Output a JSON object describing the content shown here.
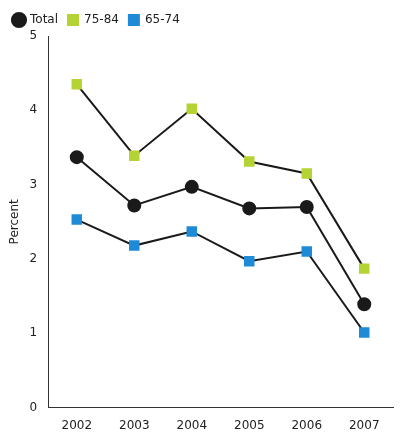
{
  "chart_data": {
    "type": "line",
    "y_label": "Percent",
    "categories": [
      "2002",
      "2003",
      "2004",
      "2005",
      "2006",
      "2007"
    ],
    "series": [
      {
        "name": "Total",
        "color": "#1a1a1a",
        "marker": "circle",
        "line_style": "solid",
        "values": [
          3.37,
          2.72,
          2.97,
          2.68,
          2.7,
          1.39
        ]
      },
      {
        "name": "75-84",
        "color": "#b4d334",
        "marker": "square",
        "line_style": "solid",
        "values": [
          4.35,
          3.39,
          4.02,
          3.31,
          3.15,
          1.87
        ]
      },
      {
        "name": "65-74",
        "color": "#1f8ad6",
        "marker": "square",
        "line_style": "solid",
        "values": [
          2.53,
          2.18,
          2.37,
          1.97,
          2.1,
          1.01
        ]
      }
    ],
    "ylim": [
      0,
      5
    ],
    "yticks": [
      0,
      1,
      2,
      3,
      4,
      5
    ],
    "grid": false,
    "legend": "top-left"
  }
}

Task instructions:
Repeat the data exactly, without the pictures.

Output for this exercise:
Output a JSON object describing the content shown here.
{
  "chart_data": {
    "type": "line",
    "y_label": "Percent",
    "categories": [
      "2002",
      "2003",
      "2004",
      "2005",
      "2006",
      "2007"
    ],
    "series": [
      {
        "name": "Total",
        "color": "#1a1a1a",
        "marker": "circle",
        "line_style": "solid",
        "values": [
          3.37,
          2.72,
          2.97,
          2.68,
          2.7,
          1.39
        ]
      },
      {
        "name": "75-84",
        "color": "#b4d334",
        "marker": "square",
        "line_style": "solid",
        "values": [
          4.35,
          3.39,
          4.02,
          3.31,
          3.15,
          1.87
        ]
      },
      {
        "name": "65-74",
        "color": "#1f8ad6",
        "marker": "square",
        "line_style": "solid",
        "values": [
          2.53,
          2.18,
          2.37,
          1.97,
          2.1,
          1.01
        ]
      }
    ],
    "ylim": [
      0,
      5
    ],
    "yticks": [
      0,
      1,
      2,
      3,
      4,
      5
    ],
    "grid": false,
    "legend": "top-left"
  }
}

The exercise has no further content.